Task to complete
Search the records that follow and extract every line containing the string "right".

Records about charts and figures
────────────────────

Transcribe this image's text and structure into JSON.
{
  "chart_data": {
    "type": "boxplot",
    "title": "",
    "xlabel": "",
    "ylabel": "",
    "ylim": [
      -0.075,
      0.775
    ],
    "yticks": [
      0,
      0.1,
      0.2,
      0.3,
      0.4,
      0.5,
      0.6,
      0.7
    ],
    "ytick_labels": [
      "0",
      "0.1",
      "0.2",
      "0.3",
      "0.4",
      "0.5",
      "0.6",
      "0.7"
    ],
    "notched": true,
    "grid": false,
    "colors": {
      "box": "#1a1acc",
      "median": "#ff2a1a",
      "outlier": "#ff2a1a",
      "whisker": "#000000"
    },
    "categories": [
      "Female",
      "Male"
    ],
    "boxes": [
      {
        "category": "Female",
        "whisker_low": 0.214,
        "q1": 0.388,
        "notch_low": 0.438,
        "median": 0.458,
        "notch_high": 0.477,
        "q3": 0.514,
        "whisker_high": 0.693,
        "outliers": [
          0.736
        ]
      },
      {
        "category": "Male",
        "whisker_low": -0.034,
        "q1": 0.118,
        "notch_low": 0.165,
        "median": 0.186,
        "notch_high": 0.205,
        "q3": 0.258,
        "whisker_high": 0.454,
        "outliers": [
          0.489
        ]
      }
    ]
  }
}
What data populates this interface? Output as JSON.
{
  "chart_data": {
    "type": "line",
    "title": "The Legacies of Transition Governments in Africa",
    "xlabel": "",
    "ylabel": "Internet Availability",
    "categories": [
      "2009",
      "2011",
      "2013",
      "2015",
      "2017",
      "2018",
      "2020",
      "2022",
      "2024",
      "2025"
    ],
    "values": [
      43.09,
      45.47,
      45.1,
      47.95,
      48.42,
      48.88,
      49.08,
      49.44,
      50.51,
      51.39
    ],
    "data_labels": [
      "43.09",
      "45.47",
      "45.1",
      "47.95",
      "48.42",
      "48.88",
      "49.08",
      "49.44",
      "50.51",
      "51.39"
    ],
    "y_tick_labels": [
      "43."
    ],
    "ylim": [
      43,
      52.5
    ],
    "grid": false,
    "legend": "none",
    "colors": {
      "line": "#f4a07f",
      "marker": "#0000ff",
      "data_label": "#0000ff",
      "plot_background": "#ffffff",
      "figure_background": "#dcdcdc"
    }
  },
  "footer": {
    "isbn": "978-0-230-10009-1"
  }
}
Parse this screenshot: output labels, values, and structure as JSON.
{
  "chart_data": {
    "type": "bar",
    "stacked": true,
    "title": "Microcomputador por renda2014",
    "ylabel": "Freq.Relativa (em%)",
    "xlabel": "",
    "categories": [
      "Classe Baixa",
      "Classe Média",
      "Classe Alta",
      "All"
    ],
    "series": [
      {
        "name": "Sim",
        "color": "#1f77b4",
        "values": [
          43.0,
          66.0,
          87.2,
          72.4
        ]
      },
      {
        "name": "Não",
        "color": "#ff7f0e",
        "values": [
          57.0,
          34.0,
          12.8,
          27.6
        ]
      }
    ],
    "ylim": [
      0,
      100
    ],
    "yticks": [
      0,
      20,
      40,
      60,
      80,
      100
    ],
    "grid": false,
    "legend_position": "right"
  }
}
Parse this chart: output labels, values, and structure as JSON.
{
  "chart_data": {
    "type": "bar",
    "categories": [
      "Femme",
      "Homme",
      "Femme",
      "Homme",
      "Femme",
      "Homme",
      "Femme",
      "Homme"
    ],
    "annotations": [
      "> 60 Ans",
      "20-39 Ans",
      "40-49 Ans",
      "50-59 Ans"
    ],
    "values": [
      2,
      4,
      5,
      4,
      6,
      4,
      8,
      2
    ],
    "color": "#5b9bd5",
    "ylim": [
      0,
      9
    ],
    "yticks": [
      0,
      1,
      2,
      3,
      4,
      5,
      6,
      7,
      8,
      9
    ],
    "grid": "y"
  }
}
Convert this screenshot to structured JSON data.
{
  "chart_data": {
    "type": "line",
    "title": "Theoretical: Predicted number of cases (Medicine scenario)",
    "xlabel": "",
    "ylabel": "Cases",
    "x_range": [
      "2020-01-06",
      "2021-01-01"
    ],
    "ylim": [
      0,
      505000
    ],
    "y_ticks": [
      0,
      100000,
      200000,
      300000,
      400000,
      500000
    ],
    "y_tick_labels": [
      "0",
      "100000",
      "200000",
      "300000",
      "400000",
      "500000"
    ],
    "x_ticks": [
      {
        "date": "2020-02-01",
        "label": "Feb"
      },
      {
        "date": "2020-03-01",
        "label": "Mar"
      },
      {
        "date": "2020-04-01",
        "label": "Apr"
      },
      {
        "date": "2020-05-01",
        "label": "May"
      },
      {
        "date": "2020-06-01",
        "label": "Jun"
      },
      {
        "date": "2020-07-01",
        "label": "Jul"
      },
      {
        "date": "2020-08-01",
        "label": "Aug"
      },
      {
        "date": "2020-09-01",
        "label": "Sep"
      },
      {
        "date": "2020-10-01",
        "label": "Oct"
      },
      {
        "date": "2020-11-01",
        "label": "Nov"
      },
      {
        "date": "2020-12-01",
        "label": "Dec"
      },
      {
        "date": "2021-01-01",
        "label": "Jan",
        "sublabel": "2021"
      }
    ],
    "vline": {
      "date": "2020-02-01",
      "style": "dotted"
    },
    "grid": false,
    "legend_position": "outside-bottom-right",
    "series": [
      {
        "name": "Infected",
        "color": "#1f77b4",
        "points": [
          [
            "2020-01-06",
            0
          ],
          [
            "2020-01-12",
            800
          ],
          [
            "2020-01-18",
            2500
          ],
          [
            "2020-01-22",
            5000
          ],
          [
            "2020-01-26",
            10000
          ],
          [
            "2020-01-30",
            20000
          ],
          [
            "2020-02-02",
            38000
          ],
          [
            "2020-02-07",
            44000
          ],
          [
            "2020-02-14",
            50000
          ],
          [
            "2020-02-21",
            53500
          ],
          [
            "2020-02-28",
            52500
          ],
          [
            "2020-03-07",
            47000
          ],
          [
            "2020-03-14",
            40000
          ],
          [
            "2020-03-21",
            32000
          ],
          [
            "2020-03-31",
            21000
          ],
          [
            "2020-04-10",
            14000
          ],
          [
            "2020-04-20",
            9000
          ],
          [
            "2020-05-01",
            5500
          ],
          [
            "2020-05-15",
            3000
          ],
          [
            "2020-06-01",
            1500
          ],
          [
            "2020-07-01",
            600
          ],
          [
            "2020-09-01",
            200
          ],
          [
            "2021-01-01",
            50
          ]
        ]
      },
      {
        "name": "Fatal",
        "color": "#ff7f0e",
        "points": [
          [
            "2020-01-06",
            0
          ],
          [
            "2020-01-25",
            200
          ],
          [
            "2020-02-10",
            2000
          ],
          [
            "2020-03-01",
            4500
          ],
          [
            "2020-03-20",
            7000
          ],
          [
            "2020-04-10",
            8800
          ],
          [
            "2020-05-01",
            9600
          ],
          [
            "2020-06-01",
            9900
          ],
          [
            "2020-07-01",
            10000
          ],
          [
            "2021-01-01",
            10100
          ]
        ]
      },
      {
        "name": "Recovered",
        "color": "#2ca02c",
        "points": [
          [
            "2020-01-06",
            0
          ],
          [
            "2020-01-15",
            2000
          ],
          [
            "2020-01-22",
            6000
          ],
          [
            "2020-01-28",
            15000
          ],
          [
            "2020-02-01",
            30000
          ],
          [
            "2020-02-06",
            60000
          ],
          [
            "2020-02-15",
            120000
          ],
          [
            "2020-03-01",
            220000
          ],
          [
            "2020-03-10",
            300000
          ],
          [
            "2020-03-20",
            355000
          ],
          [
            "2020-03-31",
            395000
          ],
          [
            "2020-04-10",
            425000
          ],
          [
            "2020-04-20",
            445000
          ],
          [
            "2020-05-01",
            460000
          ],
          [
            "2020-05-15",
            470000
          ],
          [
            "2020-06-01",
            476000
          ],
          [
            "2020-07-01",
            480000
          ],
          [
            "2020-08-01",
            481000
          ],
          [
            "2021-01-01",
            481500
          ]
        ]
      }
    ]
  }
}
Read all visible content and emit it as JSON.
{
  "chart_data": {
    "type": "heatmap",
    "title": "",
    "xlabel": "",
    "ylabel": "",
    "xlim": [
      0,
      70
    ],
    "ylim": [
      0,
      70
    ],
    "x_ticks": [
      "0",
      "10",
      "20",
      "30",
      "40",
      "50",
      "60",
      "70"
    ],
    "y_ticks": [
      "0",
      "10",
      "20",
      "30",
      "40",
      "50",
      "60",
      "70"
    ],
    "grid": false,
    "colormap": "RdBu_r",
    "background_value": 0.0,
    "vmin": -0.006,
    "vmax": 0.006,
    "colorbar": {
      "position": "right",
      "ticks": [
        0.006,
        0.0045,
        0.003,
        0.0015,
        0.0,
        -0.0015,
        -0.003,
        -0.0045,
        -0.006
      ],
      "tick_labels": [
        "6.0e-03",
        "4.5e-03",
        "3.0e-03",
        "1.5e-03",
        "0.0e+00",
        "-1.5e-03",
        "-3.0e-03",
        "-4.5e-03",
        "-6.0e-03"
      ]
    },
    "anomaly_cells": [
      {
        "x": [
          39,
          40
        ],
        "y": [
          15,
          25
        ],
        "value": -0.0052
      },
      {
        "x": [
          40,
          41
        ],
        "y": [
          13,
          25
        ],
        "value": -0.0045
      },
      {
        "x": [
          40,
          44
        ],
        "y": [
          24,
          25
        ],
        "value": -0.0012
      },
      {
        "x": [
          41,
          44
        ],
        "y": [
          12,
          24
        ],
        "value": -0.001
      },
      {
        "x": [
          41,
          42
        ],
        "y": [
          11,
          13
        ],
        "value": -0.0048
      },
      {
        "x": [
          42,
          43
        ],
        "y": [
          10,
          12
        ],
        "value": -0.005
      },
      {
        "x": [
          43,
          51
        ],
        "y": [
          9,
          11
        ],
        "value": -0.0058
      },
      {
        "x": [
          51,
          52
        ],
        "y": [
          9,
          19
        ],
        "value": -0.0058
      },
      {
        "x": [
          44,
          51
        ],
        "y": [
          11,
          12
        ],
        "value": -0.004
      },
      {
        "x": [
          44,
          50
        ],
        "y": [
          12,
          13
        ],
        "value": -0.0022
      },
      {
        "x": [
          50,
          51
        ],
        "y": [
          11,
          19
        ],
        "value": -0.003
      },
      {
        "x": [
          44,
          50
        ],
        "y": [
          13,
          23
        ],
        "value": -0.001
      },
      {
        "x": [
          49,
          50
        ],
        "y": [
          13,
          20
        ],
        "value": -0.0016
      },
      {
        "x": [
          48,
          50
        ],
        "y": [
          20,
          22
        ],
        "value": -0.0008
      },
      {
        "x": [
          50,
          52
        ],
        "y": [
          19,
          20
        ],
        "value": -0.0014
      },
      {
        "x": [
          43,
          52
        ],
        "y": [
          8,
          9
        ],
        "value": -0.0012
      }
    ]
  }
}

────────────────────

Result
    "legend_position": "right"
    "legend_position": "outside-bottom-right",
      "position": "right",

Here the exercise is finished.